◆ The task ◆
Print all records exactly, leaving nothing out.
-- start --
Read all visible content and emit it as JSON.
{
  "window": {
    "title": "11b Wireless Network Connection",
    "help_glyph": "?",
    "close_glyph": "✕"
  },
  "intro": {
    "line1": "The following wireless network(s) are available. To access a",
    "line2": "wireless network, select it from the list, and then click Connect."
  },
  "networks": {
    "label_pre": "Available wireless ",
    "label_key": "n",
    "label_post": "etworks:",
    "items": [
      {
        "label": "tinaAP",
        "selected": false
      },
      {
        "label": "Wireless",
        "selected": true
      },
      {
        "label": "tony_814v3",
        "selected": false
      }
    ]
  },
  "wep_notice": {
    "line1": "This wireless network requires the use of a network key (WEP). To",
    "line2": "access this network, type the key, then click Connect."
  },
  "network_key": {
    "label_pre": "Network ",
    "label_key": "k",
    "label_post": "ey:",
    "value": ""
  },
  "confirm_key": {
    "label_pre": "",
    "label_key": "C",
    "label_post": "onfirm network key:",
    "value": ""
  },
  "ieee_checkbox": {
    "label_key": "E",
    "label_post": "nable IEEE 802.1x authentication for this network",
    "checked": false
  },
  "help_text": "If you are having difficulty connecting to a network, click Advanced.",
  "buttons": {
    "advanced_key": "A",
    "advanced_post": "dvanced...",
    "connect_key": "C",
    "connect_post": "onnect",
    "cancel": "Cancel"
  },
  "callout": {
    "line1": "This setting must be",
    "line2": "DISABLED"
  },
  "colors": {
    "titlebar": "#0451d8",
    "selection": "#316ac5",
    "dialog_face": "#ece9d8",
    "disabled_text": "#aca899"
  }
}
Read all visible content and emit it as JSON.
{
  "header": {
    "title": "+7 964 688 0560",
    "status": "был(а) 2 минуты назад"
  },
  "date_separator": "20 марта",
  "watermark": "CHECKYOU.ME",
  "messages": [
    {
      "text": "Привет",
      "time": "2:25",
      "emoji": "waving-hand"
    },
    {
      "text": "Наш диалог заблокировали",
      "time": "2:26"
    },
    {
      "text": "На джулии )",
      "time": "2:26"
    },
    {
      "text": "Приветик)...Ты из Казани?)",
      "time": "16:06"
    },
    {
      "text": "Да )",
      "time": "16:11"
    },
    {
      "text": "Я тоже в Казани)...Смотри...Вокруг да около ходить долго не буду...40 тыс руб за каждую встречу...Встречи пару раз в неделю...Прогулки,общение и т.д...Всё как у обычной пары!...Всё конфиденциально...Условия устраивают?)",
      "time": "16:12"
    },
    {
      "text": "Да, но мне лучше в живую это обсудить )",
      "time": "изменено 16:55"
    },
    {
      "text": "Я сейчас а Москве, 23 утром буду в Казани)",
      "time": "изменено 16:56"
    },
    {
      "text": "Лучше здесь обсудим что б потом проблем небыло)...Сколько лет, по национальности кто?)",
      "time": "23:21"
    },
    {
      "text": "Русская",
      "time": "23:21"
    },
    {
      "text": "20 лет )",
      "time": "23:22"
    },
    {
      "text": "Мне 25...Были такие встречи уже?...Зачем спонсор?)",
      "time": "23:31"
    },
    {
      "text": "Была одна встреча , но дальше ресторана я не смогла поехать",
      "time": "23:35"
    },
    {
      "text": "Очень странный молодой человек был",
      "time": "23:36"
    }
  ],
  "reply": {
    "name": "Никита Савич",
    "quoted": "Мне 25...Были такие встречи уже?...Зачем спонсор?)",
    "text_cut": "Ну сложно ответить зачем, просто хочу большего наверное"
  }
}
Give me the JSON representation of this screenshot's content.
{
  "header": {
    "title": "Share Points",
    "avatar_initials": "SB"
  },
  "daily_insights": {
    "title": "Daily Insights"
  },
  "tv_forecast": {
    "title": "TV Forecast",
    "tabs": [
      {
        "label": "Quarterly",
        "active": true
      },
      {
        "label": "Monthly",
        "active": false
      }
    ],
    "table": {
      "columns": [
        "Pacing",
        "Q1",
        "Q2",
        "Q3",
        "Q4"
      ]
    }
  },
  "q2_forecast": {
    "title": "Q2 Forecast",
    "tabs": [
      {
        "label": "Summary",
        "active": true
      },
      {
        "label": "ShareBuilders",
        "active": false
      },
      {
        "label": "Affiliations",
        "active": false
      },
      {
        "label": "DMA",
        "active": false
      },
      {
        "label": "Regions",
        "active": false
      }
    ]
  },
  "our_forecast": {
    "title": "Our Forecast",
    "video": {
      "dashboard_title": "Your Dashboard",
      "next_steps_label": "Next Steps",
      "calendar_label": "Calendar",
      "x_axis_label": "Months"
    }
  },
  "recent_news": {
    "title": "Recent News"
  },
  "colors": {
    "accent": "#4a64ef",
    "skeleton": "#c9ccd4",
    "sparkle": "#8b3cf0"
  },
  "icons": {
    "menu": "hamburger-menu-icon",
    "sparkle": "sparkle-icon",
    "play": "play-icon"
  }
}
-- end --
◆ Output of the exercise ◆
Read all visible content and emit it as JSON.
{
  "window": {
    "title": "11b Wireless Network Connection",
    "help_glyph": "?",
    "close_glyph": "✕"
  },
  "intro": {
    "line1": "The following wireless network(s) are available. To access a",
    "line2": "wireless network, select it from the list, and then click Connect."
  },
  "networks": {
    "label_pre": "Available wireless ",
    "label_key": "n",
    "label_post": "etworks:",
    "items": [
      {
        "label": "tinaAP",
        "selected": false
      },
      {
        "label": "Wireless",
        "selected": true
      },
      {
        "label": "tony_814v3",
        "selected": false
      }
    ]
  },
  "wep_notice": {
    "line1": "This wireless network requires the use of a network key (WEP). To",
    "line2": "access this network, type the key, then click Connect."
  },
  "network_key": {
    "label_pre": "Network ",
    "label_key": "k",
    "label_post": "ey:",
    "value": ""
  },
  "confirm_key": {
    "label_pre": "",
    "label_key": "C",
    "label_post": "onfirm network key:",
    "value": ""
  },
  "ieee_checkbox": {
    "label_key": "E",
    "label_post": "nable IEEE 802.1x authentication for this network",
    "checked": false
  },
  "help_text": "If you are having difficulty connecting to a network, click Advanced.",
  "buttons": {
    "advanced_key": "A",
    "advanced_post": "dvanced...",
    "connect_key": "C",
    "connect_post": "onnect",
    "cancel": "Cancel"
  },
  "callout": {
    "line1": "This setting must be",
    "line2": "DISABLED"
  },
  "colors": {
    "titlebar": "#0451d8",
    "selection": "#316ac5",
    "dialog_face": "#ece9d8",
    "disabled_text": "#aca899"
  }
}
Read all visible content and emit it as JSON.
{
  "header": {
    "title": "+7 964 688 0560",
    "status": "был(а) 2 минуты назад"
  },
  "date_separator": "20 марта",
  "watermark": "CHECKYOU.ME",
  "messages": [
    {
      "text": "Привет",
      "time": "2:25",
      "emoji": "waving-hand"
    },
    {
      "text": "Наш диалог заблокировали",
      "time": "2:26"
    },
    {
      "text": "На джулии )",
      "time": "2:26"
    },
    {
      "text": "Приветик)...Ты из Казани?)",
      "time": "16:06"
    },
    {
      "text": "Да )",
      "time": "16:11"
    },
    {
      "text": "Я тоже в Казани)...Смотри...Вокруг да около ходить долго не буду...40 тыс руб за каждую встречу...Встречи пару раз в неделю...Прогулки,общение и т.д...Всё как у обычной пары!...Всё конфиденциально...Условия устраивают?)",
      "time": "16:12"
    },
    {
      "text": "Да, но мне лучше в живую это обсудить )",
      "time": "изменено 16:55"
    },
    {
      "text": "Я сейчас а Москве, 23 утром буду в Казани)",
      "time": "изменено 16:56"
    },
    {
      "text": "Лучше здесь обсудим что б потом проблем небыло)...Сколько лет, по национальности кто?)",
      "time": "23:21"
    },
    {
      "text": "Русская",
      "time": "23:21"
    },
    {
      "text": "20 лет )",
      "time": "23:22"
    },
    {
      "text": "Мне 25...Были такие встречи уже?...Зачем спонсор?)",
      "time": "23:31"
    },
    {
      "text": "Была одна встреча , но дальше ресторана я не смогла поехать",
      "time": "23:35"
    },
    {
      "text": "Очень странный молодой человек был",
      "time": "23:36"
    }
  ],
  "reply": {
    "name": "Никита Савич",
    "quoted": "Мне 25...Были такие встречи уже?...Зачем спонсор?)",
    "text_cut": "Ну сложно ответить зачем, просто хочу большего наверное"
  }
}
Give me the JSON representation of this screenshot's content.
{
  "header": {
    "title": "Share Points",
    "avatar_initials": "SB"
  },
  "daily_insights": {
    "title": "Daily Insights"
  },
  "tv_forecast": {
    "title": "TV Forecast",
    "tabs": [
      {
        "label": "Quarterly",
        "active": true
      },
      {
        "label": "Monthly",
        "active": false
      }
    ],
    "table": {
      "columns": [
        "Pacing",
        "Q1",
        "Q2",
        "Q3",
        "Q4"
      ]
    }
  },
  "q2_forecast": {
    "title": "Q2 Forecast",
    "tabs": [
      {
        "label": "Summary",
        "active": true
      },
      {
        "label": "ShareBuilders",
        "active": false
      },
      {
        "label": "Affiliations",
        "active": false
      },
      {
        "label": "DMA",
        "active": false
      },
      {
        "label": "Regions",
        "active": false
      }
    ]
  },
  "our_forecast": {
    "title": "Our Forecast",
    "video": {
      "dashboard_title": "Your Dashboard",
      "next_steps_label": "Next Steps",
      "calendar_label": "Calendar",
      "x_axis_label": "Months"
    }
  },
  "recent_news": {
    "title": "Recent News"
  },
  "colors": {
    "accent": "#4a64ef",
    "skeleton": "#c9ccd4",
    "sparkle": "#8b3cf0"
  },
  "icons": {
    "menu": "hamburger-menu-icon",
    "sparkle": "sparkle-icon",
    "play": "play-icon"
  }
}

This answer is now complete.